### Prompt
Repeat the entire listing exactly as written.
┏━━
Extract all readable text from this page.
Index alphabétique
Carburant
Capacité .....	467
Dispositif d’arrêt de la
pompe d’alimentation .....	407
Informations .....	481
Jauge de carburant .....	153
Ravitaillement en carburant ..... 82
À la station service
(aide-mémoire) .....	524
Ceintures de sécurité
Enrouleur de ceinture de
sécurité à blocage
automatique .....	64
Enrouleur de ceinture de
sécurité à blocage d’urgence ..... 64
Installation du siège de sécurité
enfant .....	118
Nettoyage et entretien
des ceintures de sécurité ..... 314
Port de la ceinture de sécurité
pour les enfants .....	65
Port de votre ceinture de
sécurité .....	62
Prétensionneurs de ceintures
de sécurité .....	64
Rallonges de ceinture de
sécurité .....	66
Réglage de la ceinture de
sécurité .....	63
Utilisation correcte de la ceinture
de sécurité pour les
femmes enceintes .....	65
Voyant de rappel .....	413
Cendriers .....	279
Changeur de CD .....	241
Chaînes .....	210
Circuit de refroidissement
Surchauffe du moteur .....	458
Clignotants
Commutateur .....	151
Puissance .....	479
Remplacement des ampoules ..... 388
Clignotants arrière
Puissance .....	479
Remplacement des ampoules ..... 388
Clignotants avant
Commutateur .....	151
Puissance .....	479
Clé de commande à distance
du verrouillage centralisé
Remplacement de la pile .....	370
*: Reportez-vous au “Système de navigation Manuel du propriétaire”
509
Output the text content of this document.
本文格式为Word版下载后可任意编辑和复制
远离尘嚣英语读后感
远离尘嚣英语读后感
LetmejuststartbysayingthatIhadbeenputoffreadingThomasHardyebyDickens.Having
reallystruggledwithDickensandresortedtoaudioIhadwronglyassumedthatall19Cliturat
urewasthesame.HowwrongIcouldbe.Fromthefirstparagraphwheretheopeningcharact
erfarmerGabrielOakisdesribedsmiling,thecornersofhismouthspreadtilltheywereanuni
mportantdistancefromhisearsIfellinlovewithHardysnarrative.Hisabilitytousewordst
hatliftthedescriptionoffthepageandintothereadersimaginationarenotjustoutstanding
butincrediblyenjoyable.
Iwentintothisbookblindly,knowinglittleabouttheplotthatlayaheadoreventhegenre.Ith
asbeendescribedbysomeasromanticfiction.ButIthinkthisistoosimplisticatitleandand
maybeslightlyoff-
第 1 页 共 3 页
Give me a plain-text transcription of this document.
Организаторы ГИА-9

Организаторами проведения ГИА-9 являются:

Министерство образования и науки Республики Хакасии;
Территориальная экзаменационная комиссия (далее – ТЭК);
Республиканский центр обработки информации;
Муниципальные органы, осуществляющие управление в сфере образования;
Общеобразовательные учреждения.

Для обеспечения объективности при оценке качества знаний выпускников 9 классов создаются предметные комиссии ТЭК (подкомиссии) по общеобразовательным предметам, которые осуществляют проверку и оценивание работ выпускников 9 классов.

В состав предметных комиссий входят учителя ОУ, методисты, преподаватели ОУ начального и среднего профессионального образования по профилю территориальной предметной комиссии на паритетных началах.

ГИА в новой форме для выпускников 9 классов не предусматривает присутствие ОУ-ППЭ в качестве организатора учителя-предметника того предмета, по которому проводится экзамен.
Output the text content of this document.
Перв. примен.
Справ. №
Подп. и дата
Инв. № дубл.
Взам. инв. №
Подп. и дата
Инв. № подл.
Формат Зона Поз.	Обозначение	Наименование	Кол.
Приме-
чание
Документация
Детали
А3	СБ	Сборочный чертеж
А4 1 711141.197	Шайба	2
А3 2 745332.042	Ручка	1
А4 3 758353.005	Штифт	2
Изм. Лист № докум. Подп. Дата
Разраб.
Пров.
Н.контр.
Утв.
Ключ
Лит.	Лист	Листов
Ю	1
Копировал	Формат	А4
┗━━
### Result
Extract all readable text from this page.
Index alphabétique
Carburant
Capacité .....	467
Dispositif d’arrêt de la
pompe d’alimentation .....	407
Informations .....	481
Jauge de carburant .....	153
Ravitaillement en carburant ..... 82
À la station service
(aide-mémoire) .....	524
Ceintures de sécurité
Enrouleur de ceinture de
sécurité à blocage
automatique .....	64
Enrouleur de ceinture de
sécurité à blocage d’urgence ..... 64
Installation du siège de sécurité
enfant .....	118
Nettoyage et entretien
des ceintures de sécurité ..... 314
Port de la ceinture de sécurité
pour les enfants .....	65
Port de votre ceinture de
sécurité .....	62
Prétensionneurs de ceintures
de sécurité .....	64
Rallonges de ceinture de
sécurité .....	66
Réglage de la ceinture de
sécurité .....	63
Utilisation correcte de la ceinture
de sécurité pour les
femmes enceintes .....	65
Voyant de rappel .....	413
Cendriers .....	279
Changeur de CD .....	241
Chaînes .....	210
Circuit de refroidissement
Surchauffe du moteur .....	458
Clignotants
Commutateur .....	151
Puissance .....	479
Remplacement des ampoules ..... 388
Clignotants arrière
Puissance .....	479
Remplacement des ampoules ..... 388
Clignotants avant
Commutateur .....	151
Puissance .....	479
Clé de commande à distance
du verrouillage centralisé
Remplacement de la pile .....	370
*: Reportez-vous au “Système de navigation Manuel du propriétaire”
509
Output the text content of this document.
本文格式为Word版下载后可任意编辑和复制
远离尘嚣英语读后感
远离尘嚣英语读后感
LetmejuststartbysayingthatIhadbeenputoffreadingThomasHardyebyDickens.Having
reallystruggledwithDickensandresortedtoaudioIhadwronglyassumedthatall19Cliturat
urewasthesame.HowwrongIcouldbe.Fromthefirstparagraphwheretheopeningcharact
erfarmerGabrielOakisdesribedsmiling,thecornersofhismouthspreadtilltheywereanuni
mportantdistancefromhisearsIfellinlovewithHardysnarrative.Hisabilitytousewordst
hatliftthedescriptionoffthepageandintothereadersimaginationarenotjustoutstanding
butincrediblyenjoyable.
Iwentintothisbookblindly,knowinglittleabouttheplotthatlayaheadoreventhegenre.Ith
asbeendescribedbysomeasromanticfiction.ButIthinkthisistoosimplisticatitleandand
maybeslightlyoff-
第 1 页 共 3 页
Give me a plain-text transcription of this document.
Организаторы ГИА-9

Организаторами проведения ГИА-9 являются:

Министерство образования и науки Республики Хакасии;
Территориальная экзаменационная комиссия (далее – ТЭК);
Республиканский центр обработки информации;
Муниципальные органы, осуществляющие управление в сфере образования;
Общеобразовательные учреждения.

Для обеспечения объективности при оценке качества знаний выпускников 9 классов создаются предметные комиссии ТЭК (подкомиссии) по общеобразовательным предметам, которые осуществляют проверку и оценивание работ выпускников 9 классов.

В состав предметных комиссий входят учителя ОУ, методисты, преподаватели ОУ начального и среднего профессионального образования по профилю территориальной предметной комиссии на паритетных началах.

ГИА в новой форме для выпускников 9 классов не предусматривает присутствие ОУ-ППЭ в качестве организатора учителя-предметника того предмета, по которому проводится экзамен.
Output the text content of this document.
Перв. примен.
Справ. №
Подп. и дата
Инв. № дубл.
Взам. инв. №
Подп. и дата
Инв. № подл.
Формат Зона Поз.	Обозначение	Наименование	Кол.
Приме-
чание
Документация
Детали
А3	СБ	Сборочный чертеж
А4 1 711141.197	Шайба	2
А3 2 745332.042	Ручка	1
А4 3 758353.005	Штифт	2
Изм. Лист № докум. Подп. Дата
Разраб.
Пров.
Н.контр.
Утв.
Ключ
Лит.	Лист	Листов
Ю	1
Копировал	Формат	А4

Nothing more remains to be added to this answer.